>> begin Dataset extract

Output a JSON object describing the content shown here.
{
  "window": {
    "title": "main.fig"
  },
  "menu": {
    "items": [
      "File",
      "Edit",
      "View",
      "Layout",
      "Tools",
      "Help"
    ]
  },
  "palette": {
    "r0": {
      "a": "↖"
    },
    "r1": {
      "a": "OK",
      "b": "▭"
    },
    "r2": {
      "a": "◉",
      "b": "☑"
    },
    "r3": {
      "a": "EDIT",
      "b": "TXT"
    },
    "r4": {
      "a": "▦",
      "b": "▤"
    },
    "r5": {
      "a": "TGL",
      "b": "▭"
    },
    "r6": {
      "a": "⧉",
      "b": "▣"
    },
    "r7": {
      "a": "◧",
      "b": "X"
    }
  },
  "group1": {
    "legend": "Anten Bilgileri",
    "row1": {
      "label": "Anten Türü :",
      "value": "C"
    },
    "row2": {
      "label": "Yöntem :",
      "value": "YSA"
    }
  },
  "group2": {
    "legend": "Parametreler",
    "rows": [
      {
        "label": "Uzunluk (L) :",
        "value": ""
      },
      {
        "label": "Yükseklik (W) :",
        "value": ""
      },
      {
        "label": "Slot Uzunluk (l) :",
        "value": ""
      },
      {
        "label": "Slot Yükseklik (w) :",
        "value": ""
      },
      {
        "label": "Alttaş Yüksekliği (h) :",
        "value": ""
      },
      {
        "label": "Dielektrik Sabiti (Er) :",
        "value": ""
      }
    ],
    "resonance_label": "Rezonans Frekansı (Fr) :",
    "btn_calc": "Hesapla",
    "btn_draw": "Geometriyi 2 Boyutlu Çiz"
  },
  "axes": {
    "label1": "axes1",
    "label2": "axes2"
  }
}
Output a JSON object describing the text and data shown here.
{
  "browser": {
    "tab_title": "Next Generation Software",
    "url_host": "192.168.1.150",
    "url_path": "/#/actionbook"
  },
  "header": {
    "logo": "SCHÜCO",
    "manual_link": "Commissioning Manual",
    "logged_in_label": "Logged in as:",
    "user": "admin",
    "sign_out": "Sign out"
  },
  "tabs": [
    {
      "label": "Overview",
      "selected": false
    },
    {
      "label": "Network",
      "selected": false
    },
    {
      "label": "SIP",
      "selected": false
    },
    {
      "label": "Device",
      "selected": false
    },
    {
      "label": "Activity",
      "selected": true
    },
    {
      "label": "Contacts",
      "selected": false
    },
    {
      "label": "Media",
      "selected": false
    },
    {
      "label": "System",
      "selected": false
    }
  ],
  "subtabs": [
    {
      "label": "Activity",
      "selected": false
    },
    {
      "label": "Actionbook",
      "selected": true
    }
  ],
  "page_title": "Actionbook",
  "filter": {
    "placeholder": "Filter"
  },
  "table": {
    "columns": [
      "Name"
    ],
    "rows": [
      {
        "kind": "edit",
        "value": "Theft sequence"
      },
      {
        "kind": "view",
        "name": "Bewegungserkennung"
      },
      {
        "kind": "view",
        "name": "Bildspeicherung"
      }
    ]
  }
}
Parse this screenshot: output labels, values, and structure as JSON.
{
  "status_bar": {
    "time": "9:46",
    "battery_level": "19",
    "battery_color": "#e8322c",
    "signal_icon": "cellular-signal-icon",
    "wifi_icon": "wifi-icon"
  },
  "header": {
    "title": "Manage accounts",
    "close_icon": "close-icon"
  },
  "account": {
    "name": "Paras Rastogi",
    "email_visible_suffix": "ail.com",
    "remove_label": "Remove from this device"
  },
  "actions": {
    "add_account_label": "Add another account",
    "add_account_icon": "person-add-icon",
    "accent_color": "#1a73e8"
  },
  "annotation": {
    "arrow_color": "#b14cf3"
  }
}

>> end Dataset extract

**Goal of the exercise:** Output the listing above word for word.

**Task solution:**
Output a JSON object describing the content shown here.
{
  "window": {
    "title": "main.fig"
  },
  "menu": {
    "items": [
      "File",
      "Edit",
      "View",
      "Layout",
      "Tools",
      "Help"
    ]
  },
  "palette": {
    "r0": {
      "a": "↖"
    },
    "r1": {
      "a": "OK",
      "b": "▭"
    },
    "r2": {
      "a": "◉",
      "b": "☑"
    },
    "r3": {
      "a": "EDIT",
      "b": "TXT"
    },
    "r4": {
      "a": "▦",
      "b": "▤"
    },
    "r5": {
      "a": "TGL",
      "b": "▭"
    },
    "r6": {
      "a": "⧉",
      "b": "▣"
    },
    "r7": {
      "a": "◧",
      "b": "X"
    }
  },
  "group1": {
    "legend": "Anten Bilgileri",
    "row1": {
      "label": "Anten Türü :",
      "value": "C"
    },
    "row2": {
      "label": "Yöntem :",
      "value": "YSA"
    }
  },
  "group2": {
    "legend": "Parametreler",
    "rows": [
      {
        "label": "Uzunluk (L) :",
        "value": ""
      },
      {
        "label": "Yükseklik (W) :",
        "value": ""
      },
      {
        "label": "Slot Uzunluk (l) :",
        "value": ""
      },
      {
        "label": "Slot Yükseklik (w) :",
        "value": ""
      },
      {
        "label": "Alttaş Yüksekliği (h) :",
        "value": ""
      },
      {
        "label": "Dielektrik Sabiti (Er) :",
        "value": ""
      }
    ],
    "resonance_label": "Rezonans Frekansı (Fr) :",
    "btn_calc": "Hesapla",
    "btn_draw": "Geometriyi 2 Boyutlu Çiz"
  },
  "axes": {
    "label1": "axes1",
    "label2": "axes2"
  }
}
Output a JSON object describing the text and data shown here.
{
  "browser": {
    "tab_title": "Next Generation Software",
    "url_host": "192.168.1.150",
    "url_path": "/#/actionbook"
  },
  "header": {
    "logo": "SCHÜCO",
    "manual_link": "Commissioning Manual",
    "logged_in_label": "Logged in as:",
    "user": "admin",
    "sign_out": "Sign out"
  },
  "tabs": [
    {
      "label": "Overview",
      "selected": false
    },
    {
      "label": "Network",
      "selected": false
    },
    {
      "label": "SIP",
      "selected": false
    },
    {
      "label": "Device",
      "selected": false
    },
    {
      "label": "Activity",
      "selected": true
    },
    {
      "label": "Contacts",
      "selected": false
    },
    {
      "label": "Media",
      "selected": false
    },
    {
      "label": "System",
      "selected": false
    }
  ],
  "subtabs": [
    {
      "label": "Activity",
      "selected": false
    },
    {
      "label": "Actionbook",
      "selected": true
    }
  ],
  "page_title": "Actionbook",
  "filter": {
    "placeholder": "Filter"
  },
  "table": {
    "columns": [
      "Name"
    ],
    "rows": [
      {
        "kind": "edit",
        "value": "Theft sequence"
      },
      {
        "kind": "view",
        "name": "Bewegungserkennung"
      },
      {
        "kind": "view",
        "name": "Bildspeicherung"
      }
    ]
  }
}
Parse this screenshot: output labels, values, and structure as JSON.
{
  "status_bar": {
    "time": "9:46",
    "battery_level": "19",
    "battery_color": "#e8322c",
    "signal_icon": "cellular-signal-icon",
    "wifi_icon": "wifi-icon"
  },
  "header": {
    "title": "Manage accounts",
    "close_icon": "close-icon"
  },
  "account": {
    "name": "Paras Rastogi",
    "email_visible_suffix": "ail.com",
    "remove_label": "Remove from this device"
  },
  "actions": {
    "add_account_label": "Add another account",
    "add_account_icon": "person-add-icon",
    "accent_color": "#1a73e8"
  },
  "annotation": {
    "arrow_color": "#b14cf3"
  }
}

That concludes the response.